### What is asked
Repeat the data word for word. Do not include the pictures.

### Excerpted data
>>>

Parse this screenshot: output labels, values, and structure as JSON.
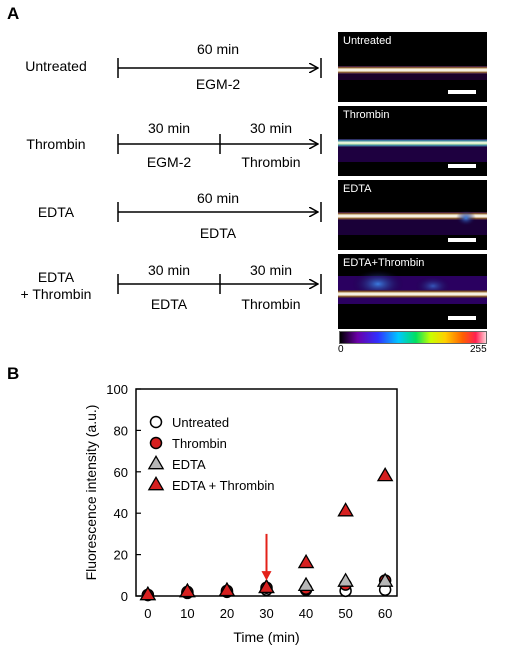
{
  "panel_a": {
    "letter": "A",
    "conditions": [
      {
        "label": "Untreated",
        "segments": [
          {
            "duration": "60 min",
            "medium": "EGM-2"
          }
        ],
        "image_label": "Untreated"
      },
      {
        "label": "Thrombin",
        "segments": [
          {
            "duration": "30 min",
            "medium": "EGM-2"
          },
          {
            "duration": "30 min",
            "medium": "Thrombin"
          }
        ],
        "image_label": "Thrombin"
      },
      {
        "label": "EDTA",
        "segments": [
          {
            "duration": "60 min",
            "medium": "EDTA"
          }
        ],
        "image_label": "EDTA"
      },
      {
        "label_lines": [
          "EDTA",
          "+ Thrombin"
        ],
        "segments": [
          {
            "duration": "30 min",
            "medium": "EDTA"
          },
          {
            "duration": "30 min",
            "medium": "Thrombin"
          }
        ],
        "image_label": "EDTA+Thrombin"
      }
    ],
    "colorbar": {
      "min": "0",
      "max": "255"
    }
  },
  "panel_b": {
    "letter": "B"
  },
  "chart_data": {
    "type": "scatter",
    "xlabel": "Time (min)",
    "ylabel": "Fluorescence intensity (a.u.)",
    "xlim": [
      -3,
      63
    ],
    "ylim": [
      0,
      100
    ],
    "x_ticks": [
      0,
      10,
      20,
      30,
      40,
      50,
      60
    ],
    "y_ticks": [
      0,
      20,
      40,
      60,
      80,
      100
    ],
    "x": [
      0,
      10,
      20,
      30,
      40,
      50,
      60
    ],
    "legend_position": "top-left",
    "annotation": {
      "type": "arrow",
      "x": 30,
      "color": "#e32119"
    },
    "series": [
      {
        "name": "Untreated",
        "marker": "circle",
        "fill": "#ffffff",
        "values": [
          0.5,
          1.5,
          2,
          3,
          3,
          2.5,
          3
        ]
      },
      {
        "name": "Thrombin",
        "marker": "circle",
        "fill": "#d62020",
        "values": [
          0.5,
          2,
          2.5,
          4,
          3.5,
          5.5,
          7.5
        ]
      },
      {
        "name": "EDTA",
        "marker": "triangle",
        "fill": "#b7b7b7",
        "values": [
          0.5,
          2,
          2.5,
          4,
          5,
          7,
          7
        ]
      },
      {
        "name": "EDTA + Thrombin",
        "marker": "triangle",
        "fill": "#d62020",
        "values": [
          0.5,
          2,
          2.5,
          4,
          16,
          41,
          58
        ]
      }
    ]
  }
}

<<<

### Reply
Parse this screenshot: output labels, values, and structure as JSON.
{
  "panel_a": {
    "letter": "A",
    "conditions": [
      {
        "label": "Untreated",
        "segments": [
          {
            "duration": "60 min",
            "medium": "EGM-2"
          }
        ],
        "image_label": "Untreated"
      },
      {
        "label": "Thrombin",
        "segments": [
          {
            "duration": "30 min",
            "medium": "EGM-2"
          },
          {
            "duration": "30 min",
            "medium": "Thrombin"
          }
        ],
        "image_label": "Thrombin"
      },
      {
        "label": "EDTA",
        "segments": [
          {
            "duration": "60 min",
            "medium": "EDTA"
          }
        ],
        "image_label": "EDTA"
      },
      {
        "label_lines": [
          "EDTA",
          "+ Thrombin"
        ],
        "segments": [
          {
            "duration": "30 min",
            "medium": "EDTA"
          },
          {
            "duration": "30 min",
            "medium": "Thrombin"
          }
        ],
        "image_label": "EDTA+Thrombin"
      }
    ],
    "colorbar": {
      "min": "0",
      "max": "255"
    }
  },
  "panel_b": {
    "letter": "B"
  },
  "chart_data": {
    "type": "scatter",
    "xlabel": "Time (min)",
    "ylabel": "Fluorescence intensity (a.u.)",
    "xlim": [
      -3,
      63
    ],
    "ylim": [
      0,
      100
    ],
    "x_ticks": [
      0,
      10,
      20,
      30,
      40,
      50,
      60
    ],
    "y_ticks": [
      0,
      20,
      40,
      60,
      80,
      100
    ],
    "x": [
      0,
      10,
      20,
      30,
      40,
      50,
      60
    ],
    "legend_position": "top-left",
    "annotation": {
      "type": "arrow",
      "x": 30,
      "color": "#e32119"
    },
    "series": [
      {
        "name": "Untreated",
        "marker": "circle",
        "fill": "#ffffff",
        "values": [
          0.5,
          1.5,
          2,
          3,
          3,
          2.5,
          3
        ]
      },
      {
        "name": "Thrombin",
        "marker": "circle",
        "fill": "#d62020",
        "values": [
          0.5,
          2,
          2.5,
          4,
          3.5,
          5.5,
          7.5
        ]
      },
      {
        "name": "EDTA",
        "marker": "triangle",
        "fill": "#b7b7b7",
        "values": [
          0.5,
          2,
          2.5,
          4,
          5,
          7,
          7
        ]
      },
      {
        "name": "EDTA + Thrombin",
        "marker": "triangle",
        "fill": "#d62020",
        "values": [
          0.5,
          2,
          2.5,
          4,
          16,
          41,
          58
        ]
      }
    ]
  }
}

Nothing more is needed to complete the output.